Written task: Skip the pictures. Repeat everything else in the records word for word.

Entries from a dataset
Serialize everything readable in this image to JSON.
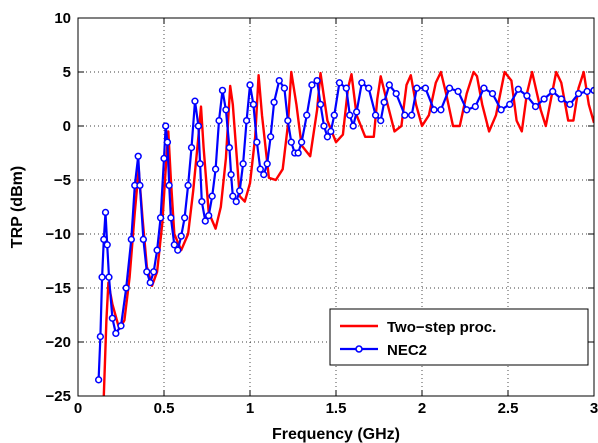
{
  "chart_data": {
    "type": "line",
    "xlabel": "Frequency (GHz)",
    "ylabel": "TRP (dBm)",
    "xlim": [
      0,
      3
    ],
    "ylim": [
      -25,
      10
    ],
    "xticks": [
      0,
      0.5,
      1,
      1.5,
      2,
      2.5,
      3
    ],
    "xtick_labels": [
      "0",
      "0.5",
      "1",
      "1.5",
      "2",
      "2.5",
      "3"
    ],
    "yticks": [
      -25,
      -20,
      -15,
      -10,
      -5,
      0,
      5,
      10
    ],
    "ytick_labels": [
      "−25",
      "−20",
      "−15",
      "−10",
      "−5",
      "0",
      "5",
      "10"
    ],
    "grid": true,
    "legend_position": "lower-right",
    "series": [
      {
        "name": "Two−step proc.",
        "color": "#ff0000",
        "marker": "none",
        "x": [
          0.15,
          0.165,
          0.177,
          0.2,
          0.24,
          0.27,
          0.3,
          0.33,
          0.353,
          0.375,
          0.4,
          0.43,
          0.46,
          0.49,
          0.51,
          0.525,
          0.54,
          0.56,
          0.6,
          0.64,
          0.67,
          0.7,
          0.715,
          0.73,
          0.76,
          0.8,
          0.83,
          0.86,
          0.885,
          0.9,
          0.94,
          0.97,
          1.0,
          1.03,
          1.05,
          1.07,
          1.11,
          1.15,
          1.19,
          1.22,
          1.24,
          1.27,
          1.3,
          1.35,
          1.39,
          1.41,
          1.45,
          1.5,
          1.54,
          1.57,
          1.59,
          1.62,
          1.67,
          1.72,
          1.74,
          1.76,
          1.8,
          1.84,
          1.88,
          1.91,
          1.935,
          1.965,
          2.0,
          2.04,
          2.08,
          2.11,
          2.14,
          2.18,
          2.22,
          2.26,
          2.3,
          2.32,
          2.35,
          2.39,
          2.43,
          2.48,
          2.52,
          2.55,
          2.58,
          2.61,
          2.64,
          2.69,
          2.72,
          2.75,
          2.78,
          2.81,
          2.85,
          2.88,
          2.91,
          2.94,
          2.97,
          3.0
        ],
        "y": [
          -25,
          -18,
          -14.5,
          -16.5,
          -18.8,
          -18,
          -14,
          -8,
          -4,
          -8.5,
          -13,
          -14.8,
          -13.5,
          -9,
          -4,
          -0.5,
          -5,
          -10,
          -11.5,
          -10,
          -6,
          -1,
          1.8,
          -2,
          -8,
          -9.5,
          -7.5,
          -3,
          3.7,
          2,
          -6.5,
          -7,
          -5.3,
          -1,
          4.7,
          1,
          -4.8,
          -5,
          -4,
          0,
          5,
          2,
          -1.8,
          -2.8,
          1.5,
          4.9,
          0.5,
          -1.5,
          -0.8,
          3.5,
          4.8,
          1,
          -1,
          -1,
          2.5,
          4.6,
          2,
          -0.5,
          0,
          3.8,
          4.7,
          2,
          0,
          1,
          4,
          5,
          3,
          0,
          0,
          3,
          5,
          4.6,
          2,
          -0.5,
          1,
          5,
          4.2,
          0.5,
          -0.5,
          3,
          5,
          1.5,
          0,
          2.5,
          5,
          4,
          0.5,
          0.5,
          3.5,
          5,
          2,
          0.3
        ]
      },
      {
        "name": "NEC2",
        "color": "#0000ff",
        "marker": "circle",
        "x": [
          0.12,
          0.13,
          0.14,
          0.15,
          0.16,
          0.17,
          0.18,
          0.2,
          0.22,
          0.25,
          0.28,
          0.31,
          0.33,
          0.35,
          0.36,
          0.38,
          0.4,
          0.42,
          0.44,
          0.46,
          0.48,
          0.5,
          0.51,
          0.52,
          0.53,
          0.54,
          0.56,
          0.58,
          0.6,
          0.62,
          0.64,
          0.66,
          0.68,
          0.7,
          0.71,
          0.72,
          0.74,
          0.76,
          0.78,
          0.8,
          0.82,
          0.84,
          0.86,
          0.88,
          0.89,
          0.9,
          0.92,
          0.94,
          0.96,
          0.98,
          1.0,
          1.02,
          1.04,
          1.06,
          1.08,
          1.1,
          1.12,
          1.14,
          1.17,
          1.2,
          1.22,
          1.24,
          1.26,
          1.28,
          1.3,
          1.33,
          1.36,
          1.39,
          1.41,
          1.43,
          1.45,
          1.47,
          1.49,
          1.52,
          1.56,
          1.58,
          1.6,
          1.62,
          1.65,
          1.69,
          1.73,
          1.76,
          1.78,
          1.81,
          1.85,
          1.9,
          1.94,
          1.97,
          2.02,
          2.07,
          2.11,
          2.16,
          2.21,
          2.26,
          2.31,
          2.36,
          2.41,
          2.46,
          2.51,
          2.56,
          2.61,
          2.66,
          2.71,
          2.76,
          2.81,
          2.86,
          2.91,
          2.96,
          3.0
        ],
        "y": [
          -23.5,
          -19.5,
          -14,
          -10.5,
          -8,
          -11,
          -14,
          -17.8,
          -19.2,
          -18.5,
          -15,
          -10.5,
          -5.5,
          -2.8,
          -5.5,
          -10.5,
          -13.5,
          -14.5,
          -13.5,
          -11.5,
          -8.5,
          -3,
          0,
          -1.5,
          -5.5,
          -8.5,
          -11,
          -11.5,
          -10.2,
          -8.5,
          -5.5,
          -2,
          2.3,
          0,
          -3.5,
          -7,
          -8.8,
          -8.3,
          -6.5,
          -4,
          0.5,
          3.3,
          1.5,
          -2,
          -4.5,
          -6.5,
          -7,
          -6,
          -3.5,
          0.5,
          3.8,
          2,
          -1.5,
          -4,
          -4.5,
          -3.5,
          -1,
          2.2,
          4.2,
          3.5,
          0.5,
          -1.5,
          -2.5,
          -2.5,
          -1.5,
          1,
          3.8,
          4.2,
          2,
          0,
          -1,
          -0.5,
          1,
          4,
          3.5,
          1,
          0,
          1.3,
          4,
          3.5,
          1,
          0.5,
          2.2,
          3.8,
          3,
          1,
          1,
          3.5,
          3.5,
          1.5,
          1.5,
          3.5,
          3.2,
          1.5,
          1.8,
          3.5,
          3,
          1.5,
          2,
          3.4,
          2.8,
          1.8,
          2.5,
          3.2,
          2.5,
          2,
          3,
          3.2,
          3.3
        ]
      }
    ]
  }
}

Exercise result:
Serialize everything readable in this image to JSON.
{
  "chart_data": {
    "type": "line",
    "xlabel": "Frequency (GHz)",
    "ylabel": "TRP (dBm)",
    "xlim": [
      0,
      3
    ],
    "ylim": [
      -25,
      10
    ],
    "xticks": [
      0,
      0.5,
      1,
      1.5,
      2,
      2.5,
      3
    ],
    "xtick_labels": [
      "0",
      "0.5",
      "1",
      "1.5",
      "2",
      "2.5",
      "3"
    ],
    "yticks": [
      -25,
      -20,
      -15,
      -10,
      -5,
      0,
      5,
      10
    ],
    "ytick_labels": [
      "−25",
      "−20",
      "−15",
      "−10",
      "−5",
      "0",
      "5",
      "10"
    ],
    "grid": true,
    "legend_position": "lower-right",
    "series": [
      {
        "name": "Two−step proc.",
        "color": "#ff0000",
        "marker": "none",
        "x": [
          0.15,
          0.165,
          0.177,
          0.2,
          0.24,
          0.27,
          0.3,
          0.33,
          0.353,
          0.375,
          0.4,
          0.43,
          0.46,
          0.49,
          0.51,
          0.525,
          0.54,
          0.56,
          0.6,
          0.64,
          0.67,
          0.7,
          0.715,
          0.73,
          0.76,
          0.8,
          0.83,
          0.86,
          0.885,
          0.9,
          0.94,
          0.97,
          1.0,
          1.03,
          1.05,
          1.07,
          1.11,
          1.15,
          1.19,
          1.22,
          1.24,
          1.27,
          1.3,
          1.35,
          1.39,
          1.41,
          1.45,
          1.5,
          1.54,
          1.57,
          1.59,
          1.62,
          1.67,
          1.72,
          1.74,
          1.76,
          1.8,
          1.84,
          1.88,
          1.91,
          1.935,
          1.965,
          2.0,
          2.04,
          2.08,
          2.11,
          2.14,
          2.18,
          2.22,
          2.26,
          2.3,
          2.32,
          2.35,
          2.39,
          2.43,
          2.48,
          2.52,
          2.55,
          2.58,
          2.61,
          2.64,
          2.69,
          2.72,
          2.75,
          2.78,
          2.81,
          2.85,
          2.88,
          2.91,
          2.94,
          2.97,
          3.0
        ],
        "y": [
          -25,
          -18,
          -14.5,
          -16.5,
          -18.8,
          -18,
          -14,
          -8,
          -4,
          -8.5,
          -13,
          -14.8,
          -13.5,
          -9,
          -4,
          -0.5,
          -5,
          -10,
          -11.5,
          -10,
          -6,
          -1,
          1.8,
          -2,
          -8,
          -9.5,
          -7.5,
          -3,
          3.7,
          2,
          -6.5,
          -7,
          -5.3,
          -1,
          4.7,
          1,
          -4.8,
          -5,
          -4,
          0,
          5,
          2,
          -1.8,
          -2.8,
          1.5,
          4.9,
          0.5,
          -1.5,
          -0.8,
          3.5,
          4.8,
          1,
          -1,
          -1,
          2.5,
          4.6,
          2,
          -0.5,
          0,
          3.8,
          4.7,
          2,
          0,
          1,
          4,
          5,
          3,
          0,
          0,
          3,
          5,
          4.6,
          2,
          -0.5,
          1,
          5,
          4.2,
          0.5,
          -0.5,
          3,
          5,
          1.5,
          0,
          2.5,
          5,
          4,
          0.5,
          0.5,
          3.5,
          5,
          2,
          0.3
        ]
      },
      {
        "name": "NEC2",
        "color": "#0000ff",
        "marker": "circle",
        "x": [
          0.12,
          0.13,
          0.14,
          0.15,
          0.16,
          0.17,
          0.18,
          0.2,
          0.22,
          0.25,
          0.28,
          0.31,
          0.33,
          0.35,
          0.36,
          0.38,
          0.4,
          0.42,
          0.44,
          0.46,
          0.48,
          0.5,
          0.51,
          0.52,
          0.53,
          0.54,
          0.56,
          0.58,
          0.6,
          0.62,
          0.64,
          0.66,
          0.68,
          0.7,
          0.71,
          0.72,
          0.74,
          0.76,
          0.78,
          0.8,
          0.82,
          0.84,
          0.86,
          0.88,
          0.89,
          0.9,
          0.92,
          0.94,
          0.96,
          0.98,
          1.0,
          1.02,
          1.04,
          1.06,
          1.08,
          1.1,
          1.12,
          1.14,
          1.17,
          1.2,
          1.22,
          1.24,
          1.26,
          1.28,
          1.3,
          1.33,
          1.36,
          1.39,
          1.41,
          1.43,
          1.45,
          1.47,
          1.49,
          1.52,
          1.56,
          1.58,
          1.6,
          1.62,
          1.65,
          1.69,
          1.73,
          1.76,
          1.78,
          1.81,
          1.85,
          1.9,
          1.94,
          1.97,
          2.02,
          2.07,
          2.11,
          2.16,
          2.21,
          2.26,
          2.31,
          2.36,
          2.41,
          2.46,
          2.51,
          2.56,
          2.61,
          2.66,
          2.71,
          2.76,
          2.81,
          2.86,
          2.91,
          2.96,
          3.0
        ],
        "y": [
          -23.5,
          -19.5,
          -14,
          -10.5,
          -8,
          -11,
          -14,
          -17.8,
          -19.2,
          -18.5,
          -15,
          -10.5,
          -5.5,
          -2.8,
          -5.5,
          -10.5,
          -13.5,
          -14.5,
          -13.5,
          -11.5,
          -8.5,
          -3,
          0,
          -1.5,
          -5.5,
          -8.5,
          -11,
          -11.5,
          -10.2,
          -8.5,
          -5.5,
          -2,
          2.3,
          0,
          -3.5,
          -7,
          -8.8,
          -8.3,
          -6.5,
          -4,
          0.5,
          3.3,
          1.5,
          -2,
          -4.5,
          -6.5,
          -7,
          -6,
          -3.5,
          0.5,
          3.8,
          2,
          -1.5,
          -4,
          -4.5,
          -3.5,
          -1,
          2.2,
          4.2,
          3.5,
          0.5,
          -1.5,
          -2.5,
          -2.5,
          -1.5,
          1,
          3.8,
          4.2,
          2,
          0,
          -1,
          -0.5,
          1,
          4,
          3.5,
          1,
          0,
          1.3,
          4,
          3.5,
          1,
          0.5,
          2.2,
          3.8,
          3,
          1,
          1,
          3.5,
          3.5,
          1.5,
          1.5,
          3.5,
          3.2,
          1.5,
          1.8,
          3.5,
          3,
          1.5,
          2,
          3.4,
          2.8,
          1.8,
          2.5,
          3.2,
          2.5,
          2,
          3,
          3.2,
          3.3
        ]
      }
    ]
  }
}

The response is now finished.